%%
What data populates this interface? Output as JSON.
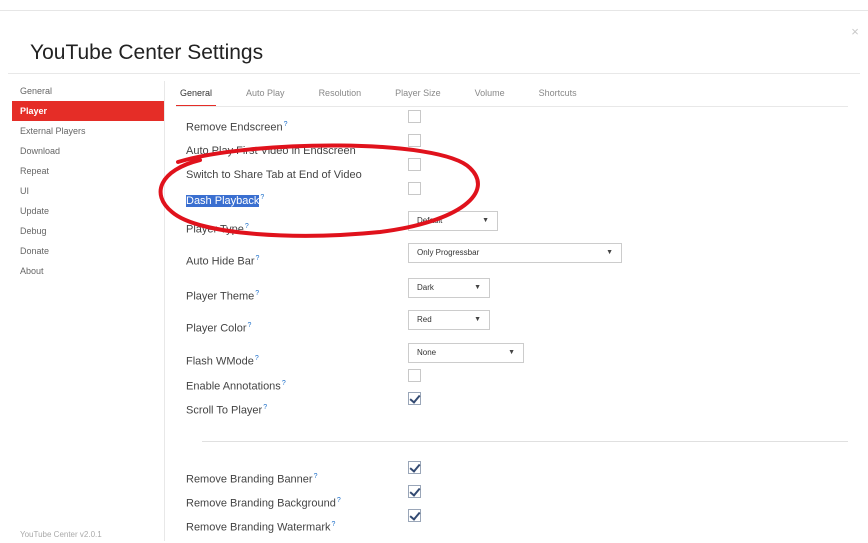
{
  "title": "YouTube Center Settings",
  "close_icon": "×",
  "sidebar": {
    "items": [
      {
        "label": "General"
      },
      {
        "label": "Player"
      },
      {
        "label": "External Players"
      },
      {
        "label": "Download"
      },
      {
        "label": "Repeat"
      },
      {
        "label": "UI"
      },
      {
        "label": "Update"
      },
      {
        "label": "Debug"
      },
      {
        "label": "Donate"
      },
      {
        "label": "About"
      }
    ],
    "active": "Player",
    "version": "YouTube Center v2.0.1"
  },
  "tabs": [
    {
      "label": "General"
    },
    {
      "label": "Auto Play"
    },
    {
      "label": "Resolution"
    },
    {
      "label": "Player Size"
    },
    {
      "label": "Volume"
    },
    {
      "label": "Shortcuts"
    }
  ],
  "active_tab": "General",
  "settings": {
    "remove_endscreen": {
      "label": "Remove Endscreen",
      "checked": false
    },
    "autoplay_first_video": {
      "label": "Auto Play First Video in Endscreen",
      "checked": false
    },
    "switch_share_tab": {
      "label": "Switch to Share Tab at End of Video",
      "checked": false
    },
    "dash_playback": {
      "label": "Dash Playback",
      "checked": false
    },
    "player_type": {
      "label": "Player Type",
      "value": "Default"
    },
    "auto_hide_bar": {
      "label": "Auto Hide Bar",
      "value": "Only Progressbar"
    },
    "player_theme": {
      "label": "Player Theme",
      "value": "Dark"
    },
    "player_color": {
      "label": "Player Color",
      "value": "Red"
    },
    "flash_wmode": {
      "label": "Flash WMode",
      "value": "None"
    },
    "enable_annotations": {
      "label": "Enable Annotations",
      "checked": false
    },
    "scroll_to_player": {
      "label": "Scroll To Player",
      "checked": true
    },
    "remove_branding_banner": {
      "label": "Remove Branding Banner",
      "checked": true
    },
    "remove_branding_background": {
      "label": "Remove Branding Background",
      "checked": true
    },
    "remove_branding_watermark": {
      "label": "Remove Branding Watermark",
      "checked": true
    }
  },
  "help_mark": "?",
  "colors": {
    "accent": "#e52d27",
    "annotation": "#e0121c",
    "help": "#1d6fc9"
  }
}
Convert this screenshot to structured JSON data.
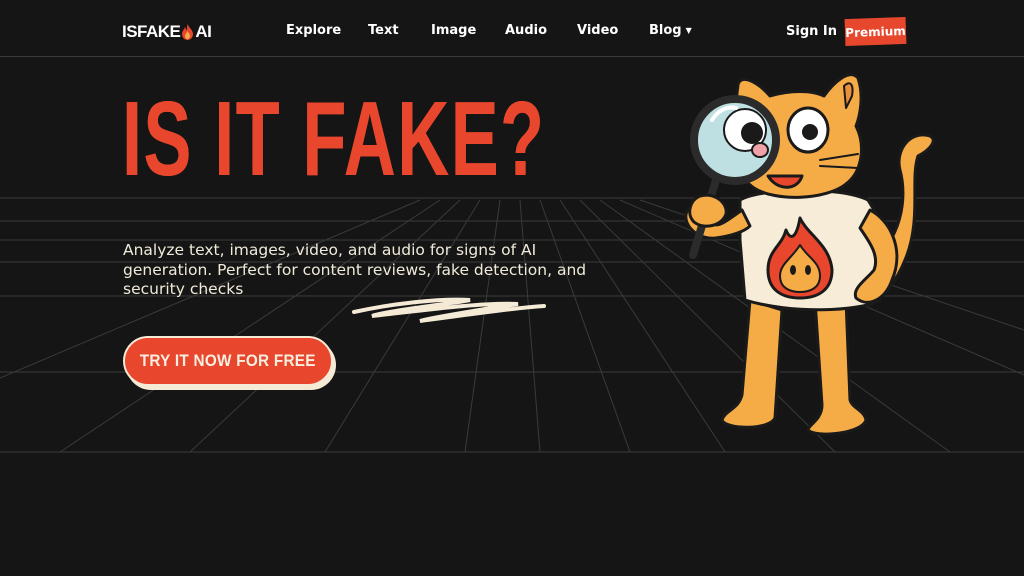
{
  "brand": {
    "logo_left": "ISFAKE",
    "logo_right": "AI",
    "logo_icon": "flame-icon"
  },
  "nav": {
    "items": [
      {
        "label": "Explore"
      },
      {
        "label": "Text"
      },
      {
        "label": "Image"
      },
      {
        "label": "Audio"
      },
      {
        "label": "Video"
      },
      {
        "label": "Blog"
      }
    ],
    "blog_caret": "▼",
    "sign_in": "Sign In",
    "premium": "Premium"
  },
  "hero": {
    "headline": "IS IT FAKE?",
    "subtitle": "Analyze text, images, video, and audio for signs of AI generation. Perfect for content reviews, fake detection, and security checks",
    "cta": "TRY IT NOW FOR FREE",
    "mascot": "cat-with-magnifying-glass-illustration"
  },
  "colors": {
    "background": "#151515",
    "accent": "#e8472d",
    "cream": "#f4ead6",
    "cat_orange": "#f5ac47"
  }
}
%%
- **Written request**: Retype the whole listing, keeping every line identical and omitting all pictures.

- **Exercise result**:
What data populates this interface? Output as JSON.
{
  "title": "YouTube Center Settings",
  "close_icon": "×",
  "sidebar": {
    "items": [
      {
        "label": "General"
      },
      {
        "label": "Player"
      },
      {
        "label": "External Players"
      },
      {
        "label": "Download"
      },
      {
        "label": "Repeat"
      },
      {
        "label": "UI"
      },
      {
        "label": "Update"
      },
      {
        "label": "Debug"
      },
      {
        "label": "Donate"
      },
      {
        "label": "About"
      }
    ],
    "active": "Player",
    "version": "YouTube Center v2.0.1"
  },
  "tabs": [
    {
      "label": "General"
    },
    {
      "label": "Auto Play"
    },
    {
      "label": "Resolution"
    },
    {
      "label": "Player Size"
    },
    {
      "label": "Volume"
    },
    {
      "label": "Shortcuts"
    }
  ],
  "active_tab": "General",
  "settings": {
    "remove_endscreen": {
      "label": "Remove Endscreen",
      "checked": false
    },
    "autoplay_first_video": {
      "label": "Auto Play First Video in Endscreen",
      "checked": false
    },
    "switch_share_tab": {
      "label": "Switch to Share Tab at End of Video",
      "checked": false
    },
    "dash_playback": {
      "label": "Dash Playback",
      "checked": false
    },
    "player_type": {
      "label": "Player Type",
      "value": "Default"
    },
    "auto_hide_bar": {
      "label": "Auto Hide Bar",
      "value": "Only Progressbar"
    },
    "player_theme": {
      "label": "Player Theme",
      "value": "Dark"
    },
    "player_color": {
      "label": "Player Color",
      "value": "Red"
    },
    "flash_wmode": {
      "label": "Flash WMode",
      "value": "None"
    },
    "enable_annotations": {
      "label": "Enable Annotations",
      "checked": false
    },
    "scroll_to_player": {
      "label": "Scroll To Player",
      "checked": true
    },
    "remove_branding_banner": {
      "label": "Remove Branding Banner",
      "checked": true
    },
    "remove_branding_background": {
      "label": "Remove Branding Background",
      "checked": true
    },
    "remove_branding_watermark": {
      "label": "Remove Branding Watermark",
      "checked": true
    }
  },
  "help_mark": "?",
  "colors": {
    "accent": "#e52d27",
    "annotation": "#e0121c",
    "help": "#1d6fc9"
  }
}
Convert this screenshot to structured JSON data.
{
  "brand": {
    "logo_left": "ISFAKE",
    "logo_right": "AI",
    "logo_icon": "flame-icon"
  },
  "nav": {
    "items": [
      {
        "label": "Explore"
      },
      {
        "label": "Text"
      },
      {
        "label": "Image"
      },
      {
        "label": "Audio"
      },
      {
        "label": "Video"
      },
      {
        "label": "Blog"
      }
    ],
    "blog_caret": "▼",
    "sign_in": "Sign In",
    "premium": "Premium"
  },
  "hero": {
    "headline": "IS IT FAKE?",
    "subtitle": "Analyze text, images, video, and audio for signs of AI generation. Perfect for content reviews, fake detection, and security checks",
    "cta": "TRY IT NOW FOR FREE",
    "mascot": "cat-with-magnifying-glass-illustration"
  },
  "colors": {
    "background": "#151515",
    "accent": "#e8472d",
    "cream": "#f4ead6",
    "cat_orange": "#f5ac47"
  }
}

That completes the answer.